Task brief | Omit all pictures and give the records below again exactly as written.

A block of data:
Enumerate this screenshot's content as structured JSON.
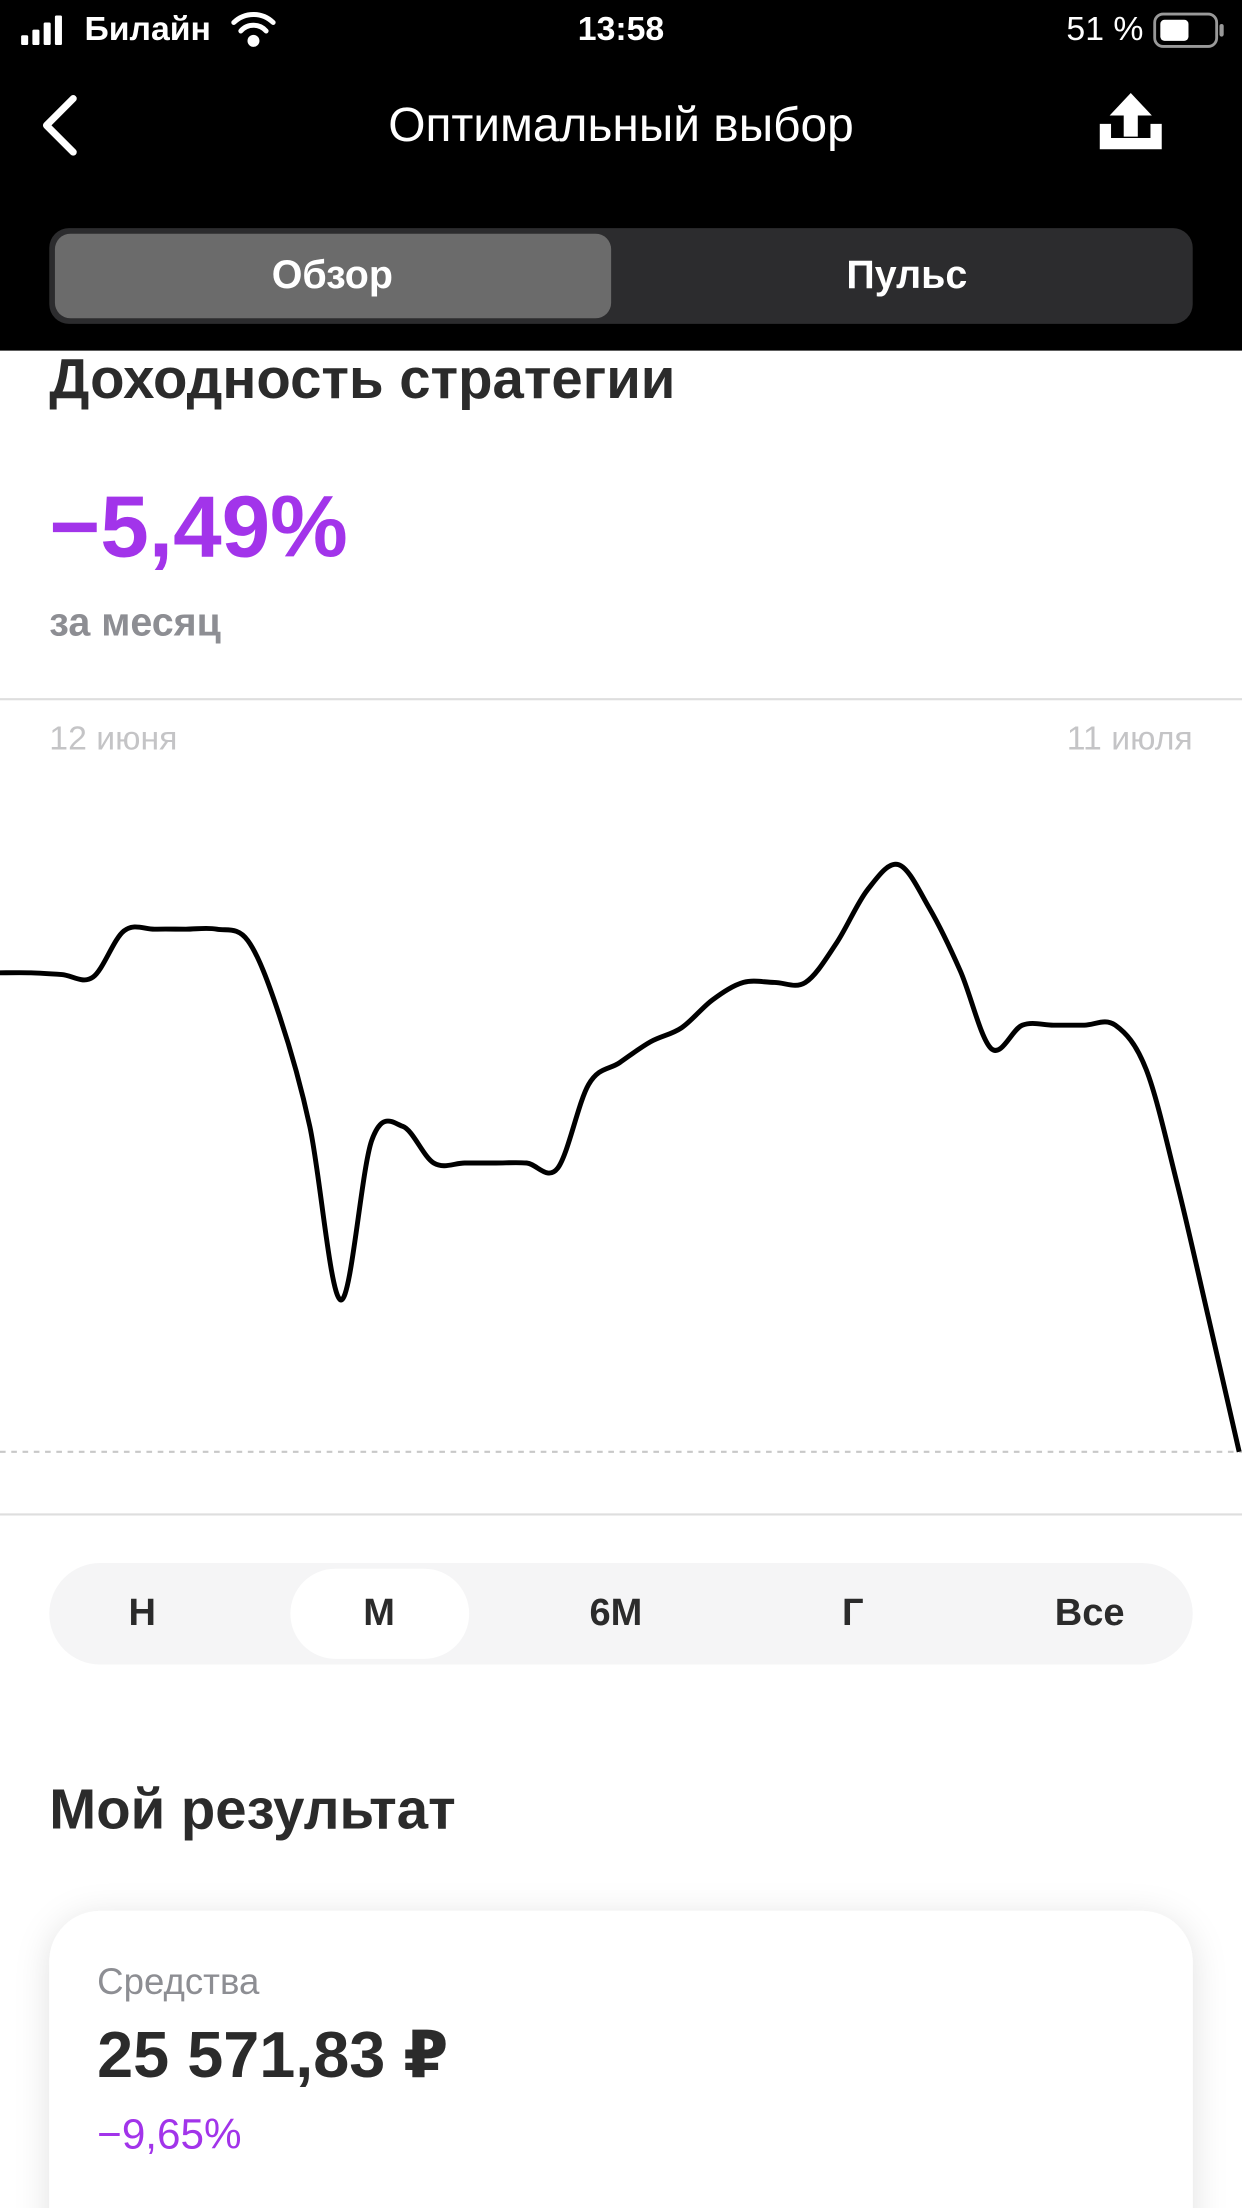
{
  "status_bar": {
    "carrier": "Билайн",
    "time": "13:58",
    "battery": "51 %"
  },
  "header": {
    "title": "Оптимальный выбор"
  },
  "tabs": [
    "Обзор",
    "Пульс"
  ],
  "strategy": {
    "title": "Доходность стратегии",
    "return": "−5,49%",
    "period": "за месяц"
  },
  "chart_data": {
    "type": "line",
    "color": "#000000",
    "categories": [
      "12 июня",
      null,
      null,
      null,
      null,
      null,
      null,
      null,
      null,
      null,
      null,
      null,
      null,
      null,
      null,
      null,
      null,
      null,
      null,
      null,
      null,
      null,
      null,
      null,
      null,
      null,
      null,
      null,
      null,
      null,
      null,
      null,
      null,
      null,
      null,
      null,
      null,
      null,
      null,
      null,
      "11 июля"
    ],
    "values": [
      0,
      0,
      -0.02,
      -0.05,
      0.48,
      0.5,
      0.5,
      0.5,
      0.37,
      -0.47,
      -1.76,
      -3.75,
      -1.92,
      -1.76,
      -2.18,
      -2.18,
      -2.18,
      -2.18,
      -2.24,
      -1.28,
      -1.03,
      -0.79,
      -0.63,
      -0.31,
      -0.11,
      -0.11,
      -0.11,
      0.34,
      0.95,
      1.24,
      0.74,
      0.02,
      -0.87,
      -0.6,
      -0.6,
      -0.6,
      -0.6,
      -1.11,
      -2.42,
      -3.94,
      -5.49
    ]
  },
  "periods": {
    "items": [
      "Н",
      "М",
      "6М",
      "Г",
      "Все"
    ],
    "selected": 1
  },
  "result": {
    "title": "Мой результат",
    "label": "Средства",
    "amount": "25 571,83 ₽",
    "change": "−9,65%"
  }
}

Written solution |
Enumerate this screenshot's content as structured JSON.
{
  "status_bar": {
    "carrier": "Билайн",
    "time": "13:58",
    "battery": "51 %"
  },
  "header": {
    "title": "Оптимальный выбор"
  },
  "tabs": [
    "Обзор",
    "Пульс"
  ],
  "strategy": {
    "title": "Доходность стратегии",
    "return": "−5,49%",
    "period": "за месяц"
  },
  "chart_data": {
    "type": "line",
    "color": "#000000",
    "categories": [
      "12 июня",
      null,
      null,
      null,
      null,
      null,
      null,
      null,
      null,
      null,
      null,
      null,
      null,
      null,
      null,
      null,
      null,
      null,
      null,
      null,
      null,
      null,
      null,
      null,
      null,
      null,
      null,
      null,
      null,
      null,
      null,
      null,
      null,
      null,
      null,
      null,
      null,
      null,
      null,
      null,
      "11 июля"
    ],
    "values": [
      0,
      0,
      -0.02,
      -0.05,
      0.48,
      0.5,
      0.5,
      0.5,
      0.37,
      -0.47,
      -1.76,
      -3.75,
      -1.92,
      -1.76,
      -2.18,
      -2.18,
      -2.18,
      -2.18,
      -2.24,
      -1.28,
      -1.03,
      -0.79,
      -0.63,
      -0.31,
      -0.11,
      -0.11,
      -0.11,
      0.34,
      0.95,
      1.24,
      0.74,
      0.02,
      -0.87,
      -0.6,
      -0.6,
      -0.6,
      -0.6,
      -1.11,
      -2.42,
      -3.94,
      -5.49
    ]
  },
  "periods": {
    "items": [
      "Н",
      "М",
      "6М",
      "Г",
      "Все"
    ],
    "selected": 1
  },
  "result": {
    "title": "Мой результат",
    "label": "Средства",
    "amount": "25 571,83 ₽",
    "change": "−9,65%"
  }
}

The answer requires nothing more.